• WHAT THIS TASK INVOLVES:
Exactly the lines from the line containing "What data populates" through the final line of the entries below must be returned, and only those, without pictures.

• ENTRIES PROVIDED:

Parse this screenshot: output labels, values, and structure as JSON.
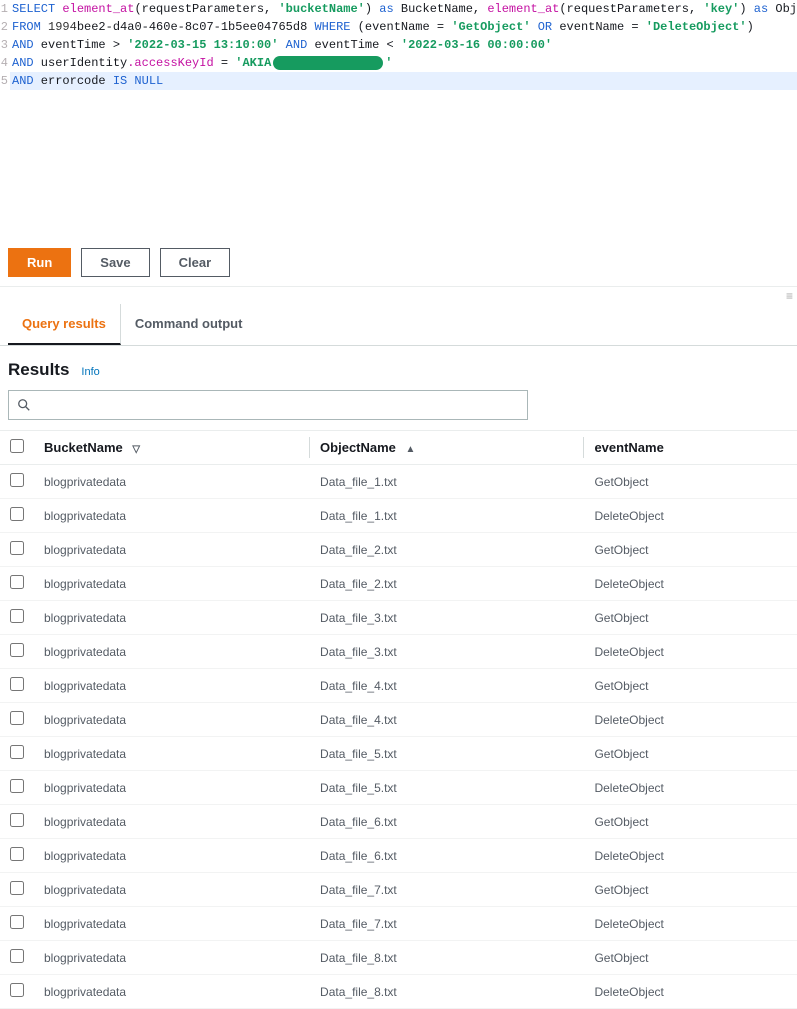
{
  "editor": {
    "lines": [
      [
        {
          "cls": "kwd",
          "t": "SELECT "
        },
        {
          "cls": "func",
          "t": "element_at"
        },
        {
          "cls": "",
          "t": "(requestParameters, "
        },
        {
          "cls": "str",
          "t": "'bucketName'"
        },
        {
          "cls": "",
          "t": ") "
        },
        {
          "cls": "kwd",
          "t": "as"
        },
        {
          "cls": "",
          "t": " BucketName, "
        },
        {
          "cls": "func",
          "t": "element_at"
        },
        {
          "cls": "",
          "t": "(requestParameters, "
        },
        {
          "cls": "str",
          "t": "'key'"
        },
        {
          "cls": "",
          "t": ") "
        },
        {
          "cls": "kwd",
          "t": "as"
        },
        {
          "cls": "",
          "t": " ObjectName, eventName"
        }
      ],
      [
        {
          "cls": "kwd",
          "t": "FROM "
        },
        {
          "cls": "num",
          "t": "1994"
        },
        {
          "cls": "",
          "t": "bee2-d4a0-460e-8c07-1b5ee04765d8 "
        },
        {
          "cls": "kwd",
          "t": "WHERE"
        },
        {
          "cls": "",
          "t": " (eventName = "
        },
        {
          "cls": "str",
          "t": "'GetObject'"
        },
        {
          "cls": "",
          "t": " "
        },
        {
          "cls": "kwd",
          "t": "OR"
        },
        {
          "cls": "",
          "t": " eventName = "
        },
        {
          "cls": "str",
          "t": "'DeleteObject'"
        },
        {
          "cls": "",
          "t": ")"
        }
      ],
      [
        {
          "cls": "kwd",
          "t": "AND"
        },
        {
          "cls": "",
          "t": " eventTime > "
        },
        {
          "cls": "str",
          "t": "'2022-03-15 13:10:00'"
        },
        {
          "cls": "",
          "t": " "
        },
        {
          "cls": "kwd",
          "t": "AND"
        },
        {
          "cls": "",
          "t": " eventTime < "
        },
        {
          "cls": "str",
          "t": "'2022-03-16 00:00:00'"
        }
      ],
      [
        {
          "cls": "kwd",
          "t": "AND"
        },
        {
          "cls": "",
          "t": " userIdentity"
        },
        {
          "cls": "dot",
          "t": ".accessKeyId"
        },
        {
          "cls": "",
          "t": " = "
        },
        {
          "cls": "str",
          "t": "'AKIA"
        },
        {
          "cls": "redact",
          "t": ""
        },
        {
          "cls": "str",
          "t": "'"
        }
      ],
      [
        {
          "cls": "kwd",
          "t": "AND"
        },
        {
          "cls": "",
          "t": " errorcode "
        },
        {
          "cls": "kwd",
          "t": "IS NULL"
        }
      ]
    ],
    "highlight_line_index": 4
  },
  "buttons": {
    "run": "Run",
    "save": "Save",
    "clear": "Clear"
  },
  "tabs": {
    "query_results": "Query results",
    "command_output": "Command output",
    "active": "query_results"
  },
  "results": {
    "heading": "Results",
    "info": "Info",
    "filter_placeholder": "",
    "columns": [
      {
        "key": "BucketName",
        "label": "BucketName",
        "sort": "desc-ind"
      },
      {
        "key": "ObjectName",
        "label": "ObjectName",
        "sort": "asc"
      },
      {
        "key": "eventName",
        "label": "eventName",
        "sort": ""
      }
    ],
    "rows": [
      {
        "BucketName": "blogprivatedata",
        "ObjectName": "Data_file_1.txt",
        "eventName": "GetObject"
      },
      {
        "BucketName": "blogprivatedata",
        "ObjectName": "Data_file_1.txt",
        "eventName": "DeleteObject"
      },
      {
        "BucketName": "blogprivatedata",
        "ObjectName": "Data_file_2.txt",
        "eventName": "GetObject"
      },
      {
        "BucketName": "blogprivatedata",
        "ObjectName": "Data_file_2.txt",
        "eventName": "DeleteObject"
      },
      {
        "BucketName": "blogprivatedata",
        "ObjectName": "Data_file_3.txt",
        "eventName": "GetObject"
      },
      {
        "BucketName": "blogprivatedata",
        "ObjectName": "Data_file_3.txt",
        "eventName": "DeleteObject"
      },
      {
        "BucketName": "blogprivatedata",
        "ObjectName": "Data_file_4.txt",
        "eventName": "GetObject"
      },
      {
        "BucketName": "blogprivatedata",
        "ObjectName": "Data_file_4.txt",
        "eventName": "DeleteObject"
      },
      {
        "BucketName": "blogprivatedata",
        "ObjectName": "Data_file_5.txt",
        "eventName": "GetObject"
      },
      {
        "BucketName": "blogprivatedata",
        "ObjectName": "Data_file_5.txt",
        "eventName": "DeleteObject"
      },
      {
        "BucketName": "blogprivatedata",
        "ObjectName": "Data_file_6.txt",
        "eventName": "GetObject"
      },
      {
        "BucketName": "blogprivatedata",
        "ObjectName": "Data_file_6.txt",
        "eventName": "DeleteObject"
      },
      {
        "BucketName": "blogprivatedata",
        "ObjectName": "Data_file_7.txt",
        "eventName": "GetObject"
      },
      {
        "BucketName": "blogprivatedata",
        "ObjectName": "Data_file_7.txt",
        "eventName": "DeleteObject"
      },
      {
        "BucketName": "blogprivatedata",
        "ObjectName": "Data_file_8.txt",
        "eventName": "GetObject"
      },
      {
        "BucketName": "blogprivatedata",
        "ObjectName": "Data_file_8.txt",
        "eventName": "DeleteObject"
      }
    ]
  }
}
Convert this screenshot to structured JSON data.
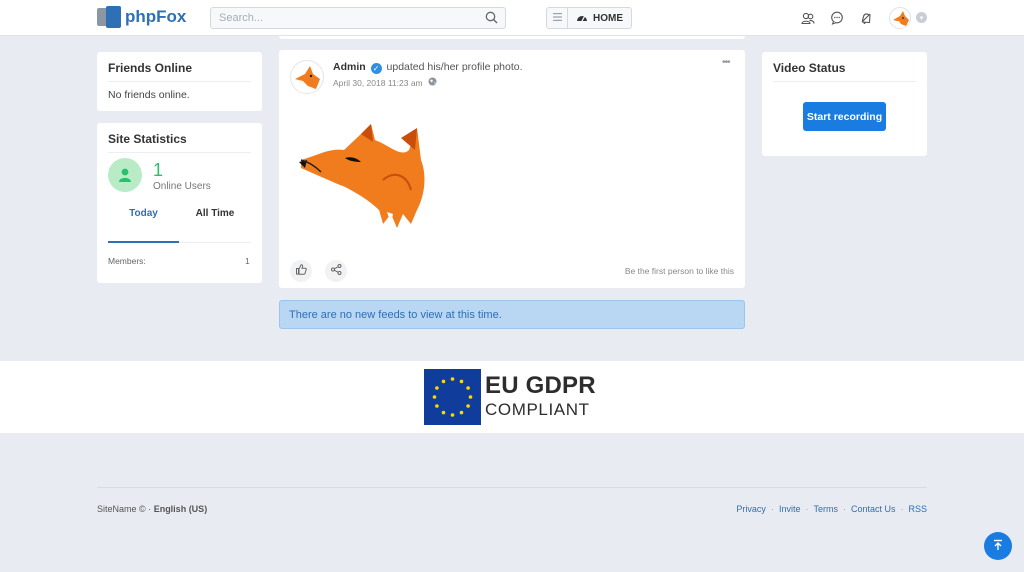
{
  "header": {
    "logo_text": "phpFox",
    "search_placeholder": "Search...",
    "home_label": "HOME"
  },
  "friends_online": {
    "title": "Friends Online",
    "empty_text": "No friends online."
  },
  "site_statistics": {
    "title": "Site Statistics",
    "online_count": "1",
    "online_label": "Online Users",
    "tabs": [
      "Today",
      "All Time"
    ],
    "active_tab": "Today",
    "rows": [
      {
        "label": "Members:",
        "value": "1"
      }
    ]
  },
  "post": {
    "author": "Admin",
    "action": "updated his/her profile photo.",
    "timestamp": "April 30, 2018 11:23 am",
    "like_prompt": "Be the first person to like this"
  },
  "feed_notice": "There are no new feeds to view at this time.",
  "video_status": {
    "title": "Video Status",
    "button_label": "Start recording"
  },
  "gdpr": {
    "line1": "EU GDPR",
    "line2": "COMPLIANT"
  },
  "footer": {
    "site_name": "SiteName ©",
    "separator": "·",
    "language": "English (US)",
    "links": [
      "Privacy",
      "Invite",
      "Terms",
      "Contact Us",
      "RSS"
    ]
  },
  "colors": {
    "brand": "#2f6fb5",
    "button": "#1a7ce0",
    "online_green": "#2cbf6a",
    "background": "#e8ebf1"
  }
}
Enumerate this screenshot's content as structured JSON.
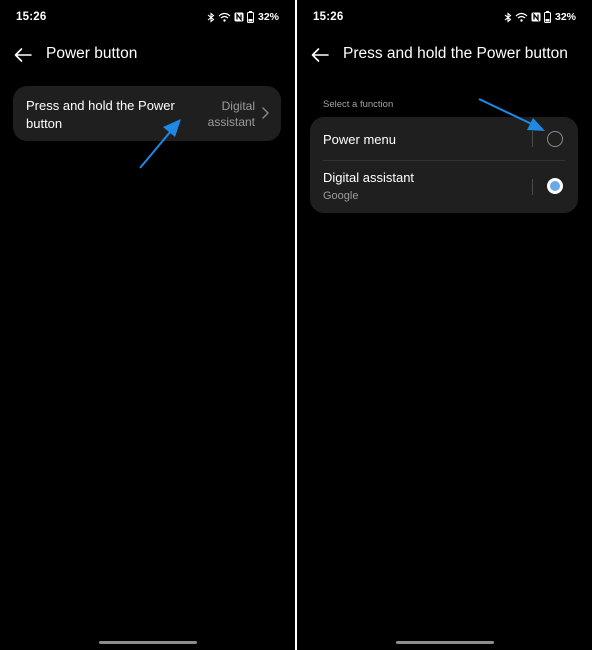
{
  "left_screen": {
    "status_bar": {
      "time": "15:26",
      "battery": "32%"
    },
    "header": {
      "title": "Power button"
    },
    "setting": {
      "title": "Press and hold the Power button",
      "value": "Digital assistant"
    }
  },
  "right_screen": {
    "status_bar": {
      "time": "15:26",
      "battery": "32%"
    },
    "header": {
      "title": "Press and hold the Power button"
    },
    "section_label": "Select a function",
    "options": [
      {
        "label": "Power menu",
        "sublabel": "",
        "selected": false
      },
      {
        "label": "Digital assistant",
        "sublabel": "Google",
        "selected": true
      }
    ]
  },
  "colors": {
    "background": "#000000",
    "card": "#1f1f1f",
    "radio_selected": "#6aa7e6",
    "annotation_arrow": "#1e88e5"
  },
  "icons": [
    "back-arrow-icon",
    "chevron-right-icon",
    "bluetooth-icon",
    "wifi-icon",
    "nfc-icon",
    "battery-icon"
  ]
}
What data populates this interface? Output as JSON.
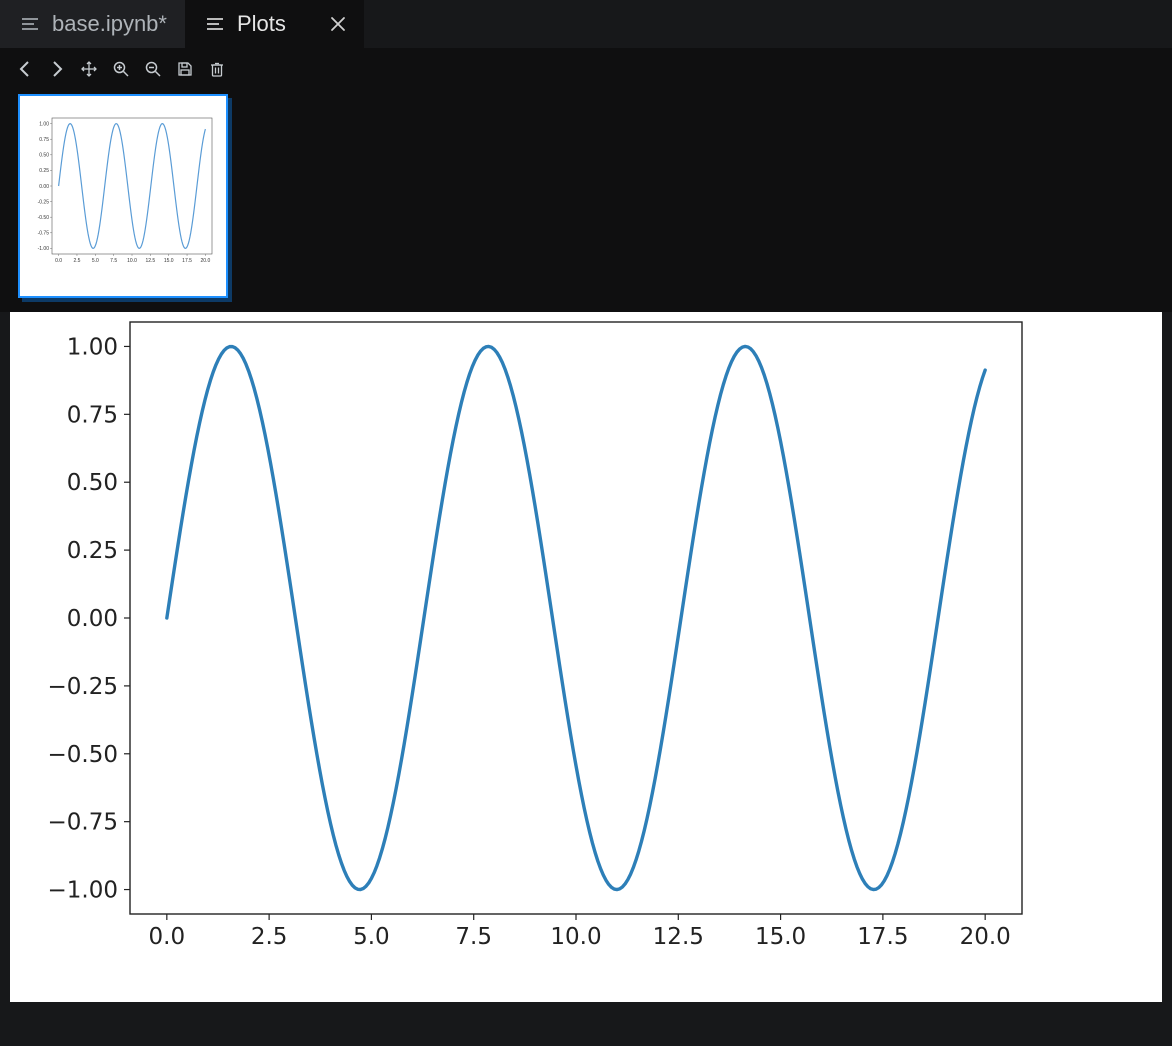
{
  "tabs": [
    {
      "label": "base.ipynb*",
      "active": false,
      "closable": false
    },
    {
      "label": "Plots",
      "active": true,
      "closable": true
    }
  ],
  "toolbar": {
    "prev": "previous-plot",
    "next": "next-plot",
    "pan": "pan",
    "zoom_in": "zoom-in",
    "zoom_out": "zoom-out",
    "save": "save",
    "delete": "delete"
  },
  "chart_data": {
    "type": "line",
    "function": "sin(x)",
    "x_range": [
      0,
      20
    ],
    "y_range": [
      -1.0,
      1.0
    ],
    "x_ticks": [
      "0.0",
      "2.5",
      "5.0",
      "7.5",
      "10.0",
      "12.5",
      "15.0",
      "17.5",
      "20.0"
    ],
    "y_ticks": [
      "1.00",
      "0.75",
      "0.50",
      "0.25",
      "0.00",
      "−0.25",
      "−0.50",
      "−0.75",
      "−1.00"
    ],
    "y_tick_values": [
      1.0,
      0.75,
      0.5,
      0.25,
      0.0,
      -0.25,
      -0.5,
      -0.75,
      -1.0
    ],
    "x_tick_values": [
      0.0,
      2.5,
      5.0,
      7.5,
      10.0,
      12.5,
      15.0,
      17.5,
      20.0
    ],
    "title": "",
    "xlabel": "",
    "ylabel": "",
    "line_color": "#2d7fb8",
    "n_points": 300
  },
  "thumbnail": {
    "selected": true,
    "x_ticks": [
      "0.0",
      "2.5",
      "5.0",
      "7.5",
      "10.0",
      "12.5",
      "15.0",
      "17.5",
      "20.0"
    ],
    "y_ticks": [
      "1.00",
      "0.75",
      "0.50",
      "0.25",
      "0.00",
      "-0.25",
      "-0.50",
      "-0.75",
      "-1.00"
    ]
  }
}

• FINAL RESULT:
What data populates this interface? Output as JSON.
{
  "tabs": [
    {
      "label": "base.ipynb*",
      "active": false,
      "closable": false
    },
    {
      "label": "Plots",
      "active": true,
      "closable": true
    }
  ],
  "toolbar": {
    "prev": "previous-plot",
    "next": "next-plot",
    "pan": "pan",
    "zoom_in": "zoom-in",
    "zoom_out": "zoom-out",
    "save": "save",
    "delete": "delete"
  },
  "chart_data": {
    "type": "line",
    "function": "sin(x)",
    "x_range": [
      0,
      20
    ],
    "y_range": [
      -1.0,
      1.0
    ],
    "x_ticks": [
      "0.0",
      "2.5",
      "5.0",
      "7.5",
      "10.0",
      "12.5",
      "15.0",
      "17.5",
      "20.0"
    ],
    "y_ticks": [
      "1.00",
      "0.75",
      "0.50",
      "0.25",
      "0.00",
      "−0.25",
      "−0.50",
      "−0.75",
      "−1.00"
    ],
    "y_tick_values": [
      1.0,
      0.75,
      0.5,
      0.25,
      0.0,
      -0.25,
      -0.5,
      -0.75,
      -1.0
    ],
    "x_tick_values": [
      0.0,
      2.5,
      5.0,
      7.5,
      10.0,
      12.5,
      15.0,
      17.5,
      20.0
    ],
    "title": "",
    "xlabel": "",
    "ylabel": "",
    "line_color": "#2d7fb8",
    "n_points": 300
  },
  "thumbnail": {
    "selected": true,
    "x_ticks": [
      "0.0",
      "2.5",
      "5.0",
      "7.5",
      "10.0",
      "12.5",
      "15.0",
      "17.5",
      "20.0"
    ],
    "y_ticks": [
      "1.00",
      "0.75",
      "0.50",
      "0.25",
      "0.00",
      "-0.25",
      "-0.50",
      "-0.75",
      "-1.00"
    ]
  }
}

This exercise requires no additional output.